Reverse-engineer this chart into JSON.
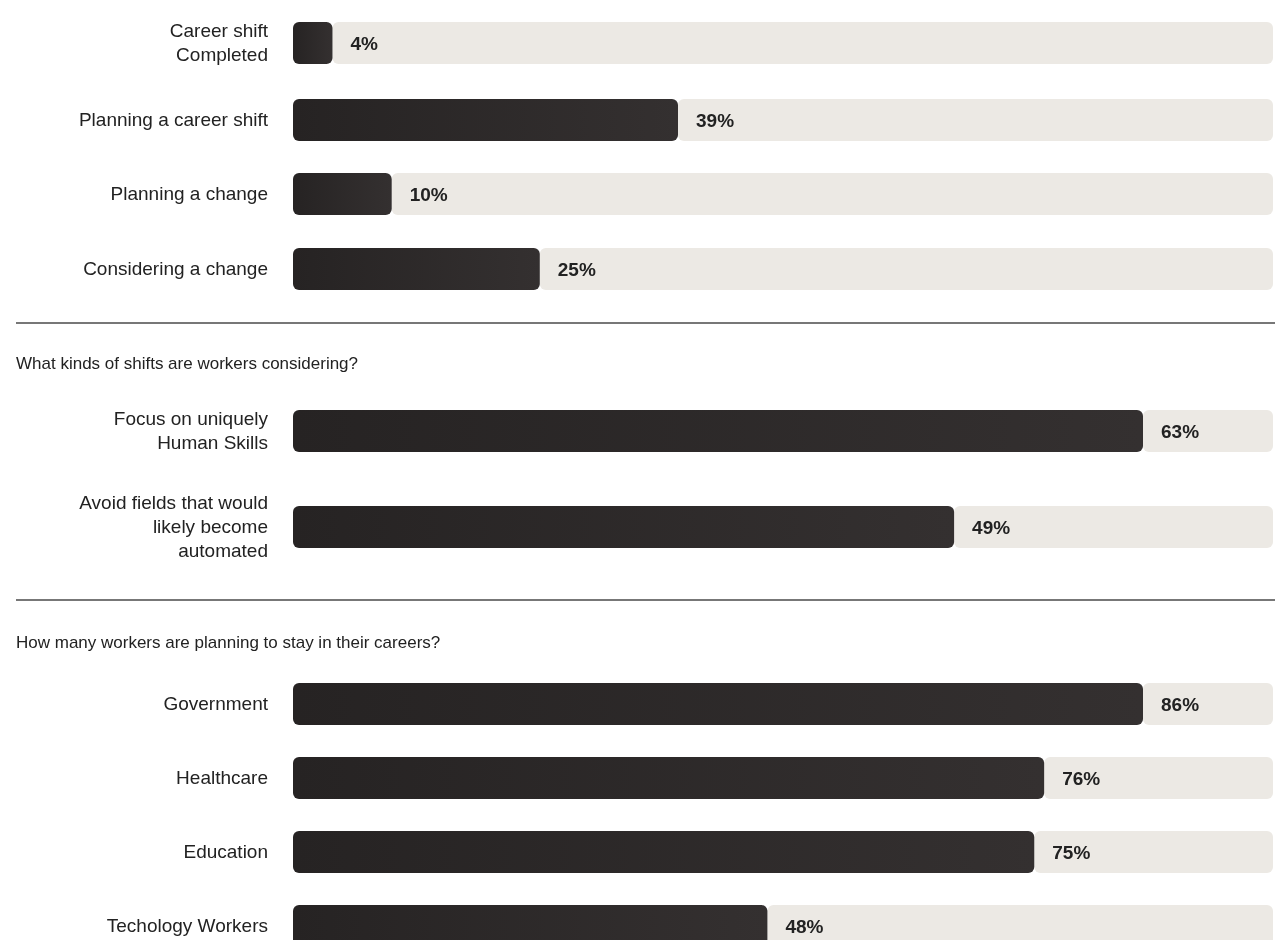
{
  "chart_data": [
    {
      "type": "bar",
      "orientation": "horizontal",
      "categories": [
        "Career shift\nCompleted",
        "Planning a career shift",
        "Planning a change",
        "Considering a change"
      ],
      "values": [
        4,
        39,
        10,
        25
      ],
      "value_labels": [
        "4%",
        "39%",
        "10%",
        "25%"
      ],
      "color": "#262323",
      "tick_labels": "y"
    },
    {
      "type": "bar",
      "orientation": "horizontal",
      "title": "What kinds of shifts are workers considering?",
      "categories": [
        "Focus on uniquely\nHuman Skills",
        "Avoid fields that would\nlikely become\nautomated"
      ],
      "values": [
        63,
        49
      ],
      "value_labels": [
        "63%",
        "49%"
      ],
      "color": "#262323",
      "tick_labels": "y"
    },
    {
      "type": "bar",
      "orientation": "horizontal",
      "title": "How many workers are planning to stay in their careers?",
      "categories": [
        "Government",
        "Healthcare",
        "Education",
        "Techology Workers"
      ],
      "values": [
        86,
        76,
        75,
        48
      ],
      "value_labels": [
        "86%",
        "76%",
        "75%",
        "48%"
      ],
      "color": "#262323",
      "tick_labels": "y"
    }
  ]
}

#### [WHAT YOU HAVE TO DO]
Pick out each line that holds the string "title".

#### [RESPONSE]
      "title": "What kinds of shifts are workers considering?",
      "title": "How many workers are planning to stay in their careers?",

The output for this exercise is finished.